Task statement:
Copy every line in the records below that contains the word "Output".

—————

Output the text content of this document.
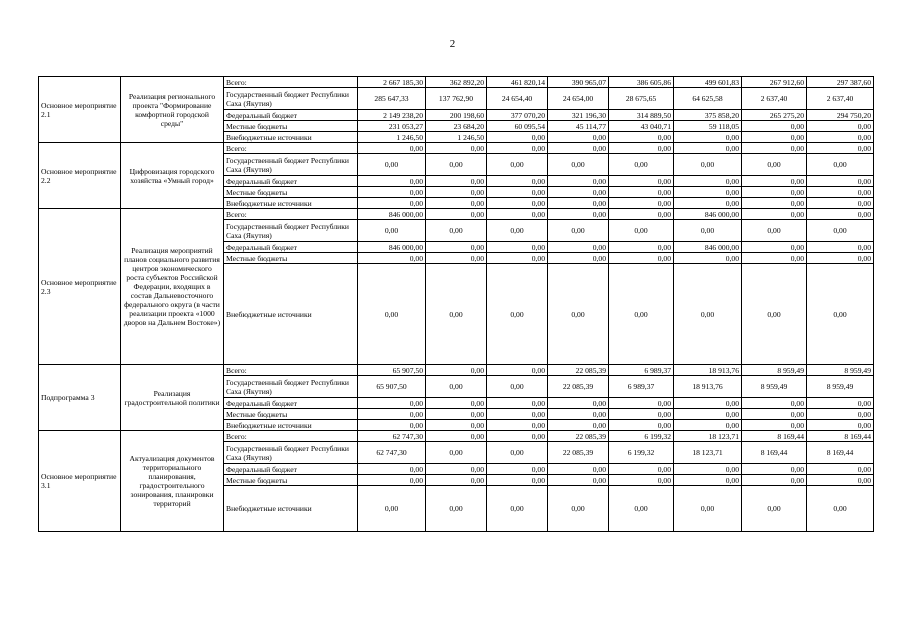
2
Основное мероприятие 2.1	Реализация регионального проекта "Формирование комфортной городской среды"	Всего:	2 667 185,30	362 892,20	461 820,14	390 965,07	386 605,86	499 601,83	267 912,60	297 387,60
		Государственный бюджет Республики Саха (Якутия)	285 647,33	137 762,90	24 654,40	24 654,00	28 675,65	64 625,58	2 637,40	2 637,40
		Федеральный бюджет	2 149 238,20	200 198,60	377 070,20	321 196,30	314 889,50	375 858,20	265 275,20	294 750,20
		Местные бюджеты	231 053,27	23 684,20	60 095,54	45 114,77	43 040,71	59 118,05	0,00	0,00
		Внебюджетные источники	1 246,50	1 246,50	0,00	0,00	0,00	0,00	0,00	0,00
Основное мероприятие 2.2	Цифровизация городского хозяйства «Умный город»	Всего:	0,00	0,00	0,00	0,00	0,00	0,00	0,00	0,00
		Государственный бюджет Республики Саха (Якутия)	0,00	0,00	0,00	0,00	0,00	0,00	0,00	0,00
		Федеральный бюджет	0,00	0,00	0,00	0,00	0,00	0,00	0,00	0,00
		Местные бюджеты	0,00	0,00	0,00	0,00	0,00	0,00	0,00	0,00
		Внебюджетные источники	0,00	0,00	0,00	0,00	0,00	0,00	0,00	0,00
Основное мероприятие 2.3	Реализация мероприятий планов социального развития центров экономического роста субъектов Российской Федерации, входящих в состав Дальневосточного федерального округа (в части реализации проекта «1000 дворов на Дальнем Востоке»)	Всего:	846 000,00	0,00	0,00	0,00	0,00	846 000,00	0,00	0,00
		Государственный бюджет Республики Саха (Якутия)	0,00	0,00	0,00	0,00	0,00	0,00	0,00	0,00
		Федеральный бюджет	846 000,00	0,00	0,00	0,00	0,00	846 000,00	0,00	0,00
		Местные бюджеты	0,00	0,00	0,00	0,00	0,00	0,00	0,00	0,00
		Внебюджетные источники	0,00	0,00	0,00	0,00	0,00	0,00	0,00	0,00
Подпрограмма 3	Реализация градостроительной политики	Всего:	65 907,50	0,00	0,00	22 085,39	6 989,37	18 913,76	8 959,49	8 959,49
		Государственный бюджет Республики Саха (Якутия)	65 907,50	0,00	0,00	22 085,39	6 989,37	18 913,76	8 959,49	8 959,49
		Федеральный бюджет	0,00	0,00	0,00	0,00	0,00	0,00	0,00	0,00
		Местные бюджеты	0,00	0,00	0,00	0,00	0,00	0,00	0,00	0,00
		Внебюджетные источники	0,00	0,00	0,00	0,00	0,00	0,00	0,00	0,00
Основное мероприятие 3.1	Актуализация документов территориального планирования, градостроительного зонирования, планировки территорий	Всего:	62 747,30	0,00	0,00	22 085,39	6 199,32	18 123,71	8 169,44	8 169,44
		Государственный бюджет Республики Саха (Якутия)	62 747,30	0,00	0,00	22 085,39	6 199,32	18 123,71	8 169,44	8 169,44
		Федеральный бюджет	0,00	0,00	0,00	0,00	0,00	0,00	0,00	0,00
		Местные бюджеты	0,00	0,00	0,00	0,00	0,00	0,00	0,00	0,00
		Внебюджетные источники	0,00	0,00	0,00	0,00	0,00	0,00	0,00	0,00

—————

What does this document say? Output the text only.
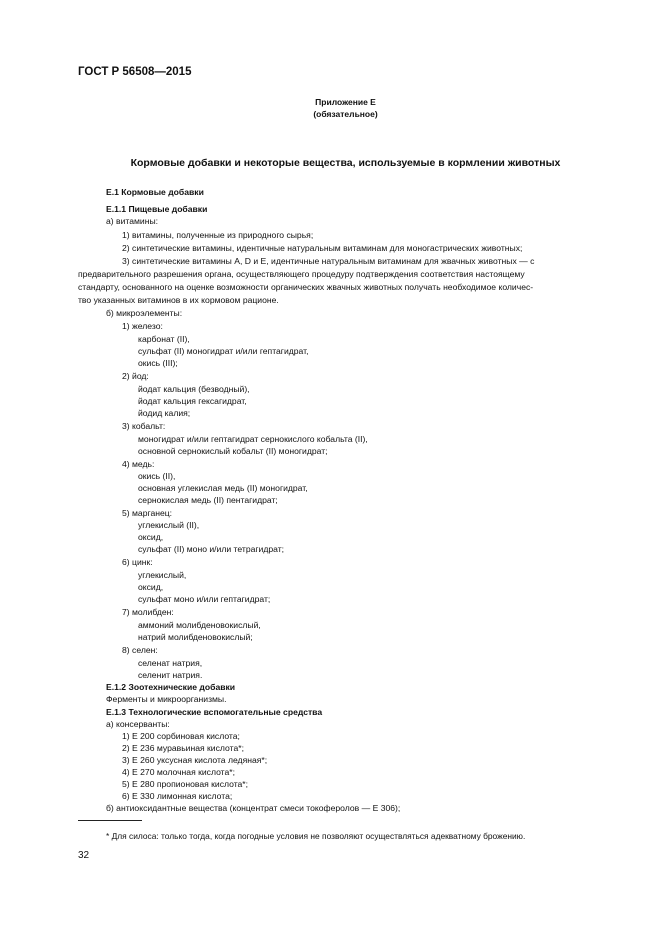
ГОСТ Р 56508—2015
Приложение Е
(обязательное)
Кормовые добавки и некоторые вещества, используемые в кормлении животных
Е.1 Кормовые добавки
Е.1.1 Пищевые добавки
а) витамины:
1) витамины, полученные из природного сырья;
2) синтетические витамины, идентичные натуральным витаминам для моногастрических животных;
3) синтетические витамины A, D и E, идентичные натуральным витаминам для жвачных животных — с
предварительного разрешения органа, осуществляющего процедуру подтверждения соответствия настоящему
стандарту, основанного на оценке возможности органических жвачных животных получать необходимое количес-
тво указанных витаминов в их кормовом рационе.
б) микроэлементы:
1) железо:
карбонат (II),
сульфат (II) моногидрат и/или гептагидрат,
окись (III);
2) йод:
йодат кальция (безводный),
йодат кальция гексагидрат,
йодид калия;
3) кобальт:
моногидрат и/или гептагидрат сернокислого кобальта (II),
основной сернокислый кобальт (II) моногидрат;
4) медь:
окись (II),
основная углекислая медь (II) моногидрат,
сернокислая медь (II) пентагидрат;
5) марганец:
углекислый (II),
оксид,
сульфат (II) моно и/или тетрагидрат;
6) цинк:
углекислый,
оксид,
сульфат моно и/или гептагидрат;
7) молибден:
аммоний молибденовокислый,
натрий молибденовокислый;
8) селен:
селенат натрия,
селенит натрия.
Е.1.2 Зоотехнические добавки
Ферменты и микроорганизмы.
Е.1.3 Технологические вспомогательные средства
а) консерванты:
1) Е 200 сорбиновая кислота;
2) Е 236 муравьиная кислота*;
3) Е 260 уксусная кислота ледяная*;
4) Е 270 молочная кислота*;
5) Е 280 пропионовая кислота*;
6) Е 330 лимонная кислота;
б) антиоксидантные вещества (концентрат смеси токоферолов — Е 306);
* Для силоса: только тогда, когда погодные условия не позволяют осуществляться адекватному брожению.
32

—————

Task response:
Output the text content of this document.
What does this document say? Output the text only.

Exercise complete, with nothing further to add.